WHAT YOU HAVE TO DO:
Your task is to restate the data word for word.

+--

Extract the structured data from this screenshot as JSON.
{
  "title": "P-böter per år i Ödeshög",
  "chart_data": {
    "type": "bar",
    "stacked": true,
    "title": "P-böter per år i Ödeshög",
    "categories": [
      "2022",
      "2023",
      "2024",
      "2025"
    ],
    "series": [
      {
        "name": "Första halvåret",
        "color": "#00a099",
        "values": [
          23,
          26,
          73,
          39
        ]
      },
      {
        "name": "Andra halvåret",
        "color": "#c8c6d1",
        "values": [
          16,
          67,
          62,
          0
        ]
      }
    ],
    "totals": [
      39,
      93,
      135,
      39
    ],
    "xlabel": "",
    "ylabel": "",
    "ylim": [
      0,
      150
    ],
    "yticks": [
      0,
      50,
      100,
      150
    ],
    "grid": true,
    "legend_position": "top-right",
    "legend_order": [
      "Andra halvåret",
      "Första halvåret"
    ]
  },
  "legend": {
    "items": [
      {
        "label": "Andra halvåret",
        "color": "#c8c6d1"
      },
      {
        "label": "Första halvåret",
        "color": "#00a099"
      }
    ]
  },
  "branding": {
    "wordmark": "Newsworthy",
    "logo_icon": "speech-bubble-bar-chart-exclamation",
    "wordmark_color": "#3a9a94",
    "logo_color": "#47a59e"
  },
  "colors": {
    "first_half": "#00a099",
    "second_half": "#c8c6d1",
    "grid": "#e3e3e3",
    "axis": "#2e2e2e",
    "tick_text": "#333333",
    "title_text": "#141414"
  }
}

+--

EXPECTED ANSWER:
Extract the structured data from this screenshot as JSON.
{
  "title": "P-böter per år i Ödeshög",
  "chart_data": {
    "type": "bar",
    "stacked": true,
    "title": "P-böter per år i Ödeshög",
    "categories": [
      "2022",
      "2023",
      "2024",
      "2025"
    ],
    "series": [
      {
        "name": "Första halvåret",
        "color": "#00a099",
        "values": [
          23,
          26,
          73,
          39
        ]
      },
      {
        "name": "Andra halvåret",
        "color": "#c8c6d1",
        "values": [
          16,
          67,
          62,
          0
        ]
      }
    ],
    "totals": [
      39,
      93,
      135,
      39
    ],
    "xlabel": "",
    "ylabel": "",
    "ylim": [
      0,
      150
    ],
    "yticks": [
      0,
      50,
      100,
      150
    ],
    "grid": true,
    "legend_position": "top-right",
    "legend_order": [
      "Andra halvåret",
      "Första halvåret"
    ]
  },
  "legend": {
    "items": [
      {
        "label": "Andra halvåret",
        "color": "#c8c6d1"
      },
      {
        "label": "Första halvåret",
        "color": "#00a099"
      }
    ]
  },
  "branding": {
    "wordmark": "Newsworthy",
    "logo_icon": "speech-bubble-bar-chart-exclamation",
    "wordmark_color": "#3a9a94",
    "logo_color": "#47a59e"
  },
  "colors": {
    "first_half": "#00a099",
    "second_half": "#c8c6d1",
    "grid": "#e3e3e3",
    "axis": "#2e2e2e",
    "tick_text": "#333333",
    "title_text": "#141414"
  }
}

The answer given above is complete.